What follows is a listing; give it again exactly, in its entirety.

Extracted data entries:
▽

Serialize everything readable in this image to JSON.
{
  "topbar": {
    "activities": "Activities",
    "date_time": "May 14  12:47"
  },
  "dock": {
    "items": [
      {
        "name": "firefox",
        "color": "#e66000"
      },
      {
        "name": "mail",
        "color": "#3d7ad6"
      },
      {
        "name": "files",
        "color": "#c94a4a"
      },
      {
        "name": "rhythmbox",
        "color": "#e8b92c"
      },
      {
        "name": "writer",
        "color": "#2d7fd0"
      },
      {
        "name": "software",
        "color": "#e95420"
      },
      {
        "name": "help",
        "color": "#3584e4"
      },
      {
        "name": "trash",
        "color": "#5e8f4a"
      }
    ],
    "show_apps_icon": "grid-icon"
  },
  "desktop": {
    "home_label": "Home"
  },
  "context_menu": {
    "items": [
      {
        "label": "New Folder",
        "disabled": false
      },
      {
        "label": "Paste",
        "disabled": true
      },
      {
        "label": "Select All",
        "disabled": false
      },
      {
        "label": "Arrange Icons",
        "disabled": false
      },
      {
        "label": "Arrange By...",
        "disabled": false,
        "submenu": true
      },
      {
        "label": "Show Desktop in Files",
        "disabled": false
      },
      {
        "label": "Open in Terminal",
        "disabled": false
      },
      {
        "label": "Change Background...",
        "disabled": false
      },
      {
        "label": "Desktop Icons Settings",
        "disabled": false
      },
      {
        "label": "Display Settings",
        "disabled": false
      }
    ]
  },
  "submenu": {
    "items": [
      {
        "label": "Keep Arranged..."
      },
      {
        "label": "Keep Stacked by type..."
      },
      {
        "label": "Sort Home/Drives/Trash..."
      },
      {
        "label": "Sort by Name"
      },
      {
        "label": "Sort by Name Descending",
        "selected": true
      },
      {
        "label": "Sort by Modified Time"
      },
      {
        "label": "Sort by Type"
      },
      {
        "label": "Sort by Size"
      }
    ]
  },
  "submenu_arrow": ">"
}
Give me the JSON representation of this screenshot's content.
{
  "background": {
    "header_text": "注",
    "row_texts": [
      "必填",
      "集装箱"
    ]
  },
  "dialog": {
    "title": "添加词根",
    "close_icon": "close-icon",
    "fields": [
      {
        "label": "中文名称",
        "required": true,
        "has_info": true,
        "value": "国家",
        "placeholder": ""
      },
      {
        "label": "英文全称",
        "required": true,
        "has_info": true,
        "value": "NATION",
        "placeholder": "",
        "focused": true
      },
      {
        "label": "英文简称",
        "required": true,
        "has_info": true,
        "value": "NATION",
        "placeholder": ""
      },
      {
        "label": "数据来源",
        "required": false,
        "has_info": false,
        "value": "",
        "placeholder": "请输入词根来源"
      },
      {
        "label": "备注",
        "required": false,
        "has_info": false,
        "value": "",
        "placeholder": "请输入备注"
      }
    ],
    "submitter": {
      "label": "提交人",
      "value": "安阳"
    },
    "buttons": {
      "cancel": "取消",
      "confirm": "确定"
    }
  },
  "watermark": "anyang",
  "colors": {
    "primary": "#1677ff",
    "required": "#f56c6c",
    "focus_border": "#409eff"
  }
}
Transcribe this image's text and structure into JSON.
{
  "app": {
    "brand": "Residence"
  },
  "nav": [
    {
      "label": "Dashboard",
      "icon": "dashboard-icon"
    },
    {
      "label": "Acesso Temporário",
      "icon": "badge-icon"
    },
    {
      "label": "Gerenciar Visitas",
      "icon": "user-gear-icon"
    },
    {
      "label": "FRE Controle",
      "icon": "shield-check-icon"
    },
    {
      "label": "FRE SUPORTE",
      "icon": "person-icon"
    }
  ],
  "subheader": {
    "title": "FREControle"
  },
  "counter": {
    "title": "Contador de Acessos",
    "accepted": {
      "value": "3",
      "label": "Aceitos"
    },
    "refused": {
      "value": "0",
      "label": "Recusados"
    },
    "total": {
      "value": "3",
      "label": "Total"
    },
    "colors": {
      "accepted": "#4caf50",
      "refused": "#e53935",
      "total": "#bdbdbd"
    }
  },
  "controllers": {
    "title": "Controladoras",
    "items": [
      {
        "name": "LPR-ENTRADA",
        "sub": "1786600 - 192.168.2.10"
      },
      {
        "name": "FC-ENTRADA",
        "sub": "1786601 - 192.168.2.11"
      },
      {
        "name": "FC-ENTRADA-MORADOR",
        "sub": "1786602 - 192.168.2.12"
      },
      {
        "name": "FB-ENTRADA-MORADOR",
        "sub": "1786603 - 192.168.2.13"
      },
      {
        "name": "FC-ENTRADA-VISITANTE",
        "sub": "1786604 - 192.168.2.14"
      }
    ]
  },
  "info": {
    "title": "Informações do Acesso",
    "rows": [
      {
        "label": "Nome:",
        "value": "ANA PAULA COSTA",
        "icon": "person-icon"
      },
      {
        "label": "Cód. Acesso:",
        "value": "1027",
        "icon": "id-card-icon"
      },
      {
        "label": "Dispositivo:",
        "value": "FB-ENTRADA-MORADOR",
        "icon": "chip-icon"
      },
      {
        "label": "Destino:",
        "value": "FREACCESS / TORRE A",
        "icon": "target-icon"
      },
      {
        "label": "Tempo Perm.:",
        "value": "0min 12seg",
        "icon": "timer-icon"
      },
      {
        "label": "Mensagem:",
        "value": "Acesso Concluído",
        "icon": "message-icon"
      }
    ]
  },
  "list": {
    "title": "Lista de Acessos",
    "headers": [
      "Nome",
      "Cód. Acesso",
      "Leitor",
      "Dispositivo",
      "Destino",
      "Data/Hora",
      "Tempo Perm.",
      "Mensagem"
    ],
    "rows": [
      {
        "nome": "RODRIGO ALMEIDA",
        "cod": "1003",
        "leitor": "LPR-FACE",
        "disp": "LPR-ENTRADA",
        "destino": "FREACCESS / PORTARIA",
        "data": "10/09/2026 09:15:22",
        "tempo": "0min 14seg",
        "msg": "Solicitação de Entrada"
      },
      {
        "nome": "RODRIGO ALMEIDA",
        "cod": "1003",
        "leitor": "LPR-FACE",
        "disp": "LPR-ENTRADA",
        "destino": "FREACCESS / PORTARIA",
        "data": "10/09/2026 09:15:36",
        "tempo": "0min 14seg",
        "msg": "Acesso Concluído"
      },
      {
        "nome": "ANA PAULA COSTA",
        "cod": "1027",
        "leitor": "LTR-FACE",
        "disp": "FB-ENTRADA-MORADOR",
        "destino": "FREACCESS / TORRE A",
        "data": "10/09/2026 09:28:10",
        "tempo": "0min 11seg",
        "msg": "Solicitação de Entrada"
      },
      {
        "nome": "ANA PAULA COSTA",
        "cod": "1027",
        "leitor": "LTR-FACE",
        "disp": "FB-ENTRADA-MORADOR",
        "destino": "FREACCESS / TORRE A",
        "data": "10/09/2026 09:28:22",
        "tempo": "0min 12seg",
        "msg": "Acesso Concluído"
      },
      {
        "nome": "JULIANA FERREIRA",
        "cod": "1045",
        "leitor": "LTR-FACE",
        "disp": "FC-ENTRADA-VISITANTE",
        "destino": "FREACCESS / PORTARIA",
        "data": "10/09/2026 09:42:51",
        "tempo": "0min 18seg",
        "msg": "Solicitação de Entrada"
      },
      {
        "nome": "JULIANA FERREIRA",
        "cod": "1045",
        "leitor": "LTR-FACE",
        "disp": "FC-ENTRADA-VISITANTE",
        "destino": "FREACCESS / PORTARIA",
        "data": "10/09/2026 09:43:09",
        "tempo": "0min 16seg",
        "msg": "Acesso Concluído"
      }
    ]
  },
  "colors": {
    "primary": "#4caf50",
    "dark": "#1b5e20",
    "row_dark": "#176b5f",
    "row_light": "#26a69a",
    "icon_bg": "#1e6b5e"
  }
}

△

§ Solution to the problem:
Serialize everything readable in this image to JSON.
{
  "topbar": {
    "activities": "Activities",
    "date_time": "May 14  12:47"
  },
  "dock": {
    "items": [
      {
        "name": "firefox",
        "color": "#e66000"
      },
      {
        "name": "mail",
        "color": "#3d7ad6"
      },
      {
        "name": "files",
        "color": "#c94a4a"
      },
      {
        "name": "rhythmbox",
        "color": "#e8b92c"
      },
      {
        "name": "writer",
        "color": "#2d7fd0"
      },
      {
        "name": "software",
        "color": "#e95420"
      },
      {
        "name": "help",
        "color": "#3584e4"
      },
      {
        "name": "trash",
        "color": "#5e8f4a"
      }
    ],
    "show_apps_icon": "grid-icon"
  },
  "desktop": {
    "home_label": "Home"
  },
  "context_menu": {
    "items": [
      {
        "label": "New Folder",
        "disabled": false
      },
      {
        "label": "Paste",
        "disabled": true
      },
      {
        "label": "Select All",
        "disabled": false
      },
      {
        "label": "Arrange Icons",
        "disabled": false
      },
      {
        "label": "Arrange By...",
        "disabled": false,
        "submenu": true
      },
      {
        "label": "Show Desktop in Files",
        "disabled": false
      },
      {
        "label": "Open in Terminal",
        "disabled": false
      },
      {
        "label": "Change Background...",
        "disabled": false
      },
      {
        "label": "Desktop Icons Settings",
        "disabled": false
      },
      {
        "label": "Display Settings",
        "disabled": false
      }
    ]
  },
  "submenu": {
    "items": [
      {
        "label": "Keep Arranged..."
      },
      {
        "label": "Keep Stacked by type..."
      },
      {
        "label": "Sort Home/Drives/Trash..."
      },
      {
        "label": "Sort by Name"
      },
      {
        "label": "Sort by Name Descending",
        "selected": true
      },
      {
        "label": "Sort by Modified Time"
      },
      {
        "label": "Sort by Type"
      },
      {
        "label": "Sort by Size"
      }
    ]
  },
  "submenu_arrow": ">"
}
Give me the JSON representation of this screenshot's content.
{
  "background": {
    "header_text": "注",
    "row_texts": [
      "必填",
      "集装箱"
    ]
  },
  "dialog": {
    "title": "添加词根",
    "close_icon": "close-icon",
    "fields": [
      {
        "label": "中文名称",
        "required": true,
        "has_info": true,
        "value": "国家",
        "placeholder": ""
      },
      {
        "label": "英文全称",
        "required": true,
        "has_info": true,
        "value": "NATION",
        "placeholder": "",
        "focused": true
      },
      {
        "label": "英文简称",
        "required": true,
        "has_info": true,
        "value": "NATION",
        "placeholder": ""
      },
      {
        "label": "数据来源",
        "required": false,
        "has_info": false,
        "value": "",
        "placeholder": "请输入词根来源"
      },
      {
        "label": "备注",
        "required": false,
        "has_info": false,
        "value": "",
        "placeholder": "请输入备注"
      }
    ],
    "submitter": {
      "label": "提交人",
      "value": "安阳"
    },
    "buttons": {
      "cancel": "取消",
      "confirm": "确定"
    }
  },
  "watermark": "anyang",
  "colors": {
    "primary": "#1677ff",
    "required": "#f56c6c",
    "focus_border": "#409eff"
  }
}
Transcribe this image's text and structure into JSON.
{
  "app": {
    "brand": "Residence"
  },
  "nav": [
    {
      "label": "Dashboard",
      "icon": "dashboard-icon"
    },
    {
      "label": "Acesso Temporário",
      "icon": "badge-icon"
    },
    {
      "label": "Gerenciar Visitas",
      "icon": "user-gear-icon"
    },
    {
      "label": "FRE Controle",
      "icon": "shield-check-icon"
    },
    {
      "label": "FRE SUPORTE",
      "icon": "person-icon"
    }
  ],
  "subheader": {
    "title": "FREControle"
  },
  "counter": {
    "title": "Contador de Acessos",
    "accepted": {
      "value": "3",
      "label": "Aceitos"
    },
    "refused": {
      "value": "0",
      "label": "Recusados"
    },
    "total": {
      "value": "3",
      "label": "Total"
    },
    "colors": {
      "accepted": "#4caf50",
      "refused": "#e53935",
      "total": "#bdbdbd"
    }
  },
  "controllers": {
    "title": "Controladoras",
    "items": [
      {
        "name": "LPR-ENTRADA",
        "sub": "1786600 - 192.168.2.10"
      },
      {
        "name": "FC-ENTRADA",
        "sub": "1786601 - 192.168.2.11"
      },
      {
        "name": "FC-ENTRADA-MORADOR",
        "sub": "1786602 - 192.168.2.12"
      },
      {
        "name": "FB-ENTRADA-MORADOR",
        "sub": "1786603 - 192.168.2.13"
      },
      {
        "name": "FC-ENTRADA-VISITANTE",
        "sub": "1786604 - 192.168.2.14"
      }
    ]
  },
  "info": {
    "title": "Informações do Acesso",
    "rows": [
      {
        "label": "Nome:",
        "value": "ANA PAULA COSTA",
        "icon": "person-icon"
      },
      {
        "label": "Cód. Acesso:",
        "value": "1027",
        "icon": "id-card-icon"
      },
      {
        "label": "Dispositivo:",
        "value": "FB-ENTRADA-MORADOR",
        "icon": "chip-icon"
      },
      {
        "label": "Destino:",
        "value": "FREACCESS / TORRE A",
        "icon": "target-icon"
      },
      {
        "label": "Tempo Perm.:",
        "value": "0min 12seg",
        "icon": "timer-icon"
      },
      {
        "label": "Mensagem:",
        "value": "Acesso Concluído",
        "icon": "message-icon"
      }
    ]
  },
  "list": {
    "title": "Lista de Acessos",
    "headers": [
      "Nome",
      "Cód. Acesso",
      "Leitor",
      "Dispositivo",
      "Destino",
      "Data/Hora",
      "Tempo Perm.",
      "Mensagem"
    ],
    "rows": [
      {
        "nome": "RODRIGO ALMEIDA",
        "cod": "1003",
        "leitor": "LPR-FACE",
        "disp": "LPR-ENTRADA",
        "destino": "FREACCESS / PORTARIA",
        "data": "10/09/2026 09:15:22",
        "tempo": "0min 14seg",
        "msg": "Solicitação de Entrada"
      },
      {
        "nome": "RODRIGO ALMEIDA",
        "cod": "1003",
        "leitor": "LPR-FACE",
        "disp": "LPR-ENTRADA",
        "destino": "FREACCESS / PORTARIA",
        "data": "10/09/2026 09:15:36",
        "tempo": "0min 14seg",
        "msg": "Acesso Concluído"
      },
      {
        "nome": "ANA PAULA COSTA",
        "cod": "1027",
        "leitor": "LTR-FACE",
        "disp": "FB-ENTRADA-MORADOR",
        "destino": "FREACCESS / TORRE A",
        "data": "10/09/2026 09:28:10",
        "tempo": "0min 11seg",
        "msg": "Solicitação de Entrada"
      },
      {
        "nome": "ANA PAULA COSTA",
        "cod": "1027",
        "leitor": "LTR-FACE",
        "disp": "FB-ENTRADA-MORADOR",
        "destino": "FREACCESS / TORRE A",
        "data": "10/09/2026 09:28:22",
        "tempo": "0min 12seg",
        "msg": "Acesso Concluído"
      },
      {
        "nome": "JULIANA FERREIRA",
        "cod": "1045",
        "leitor": "LTR-FACE",
        "disp": "FC-ENTRADA-VISITANTE",
        "destino": "FREACCESS / PORTARIA",
        "data": "10/09/2026 09:42:51",
        "tempo": "0min 18seg",
        "msg": "Solicitação de Entrada"
      },
      {
        "nome": "JULIANA FERREIRA",
        "cod": "1045",
        "leitor": "LTR-FACE",
        "disp": "FC-ENTRADA-VISITANTE",
        "destino": "FREACCESS / PORTARIA",
        "data": "10/09/2026 09:43:09",
        "tempo": "0min 16seg",
        "msg": "Acesso Concluído"
      }
    ]
  },
  "colors": {
    "primary": "#4caf50",
    "dark": "#1b5e20",
    "row_dark": "#176b5f",
    "row_light": "#26a69a",
    "icon_bg": "#1e6b5e"
  }
}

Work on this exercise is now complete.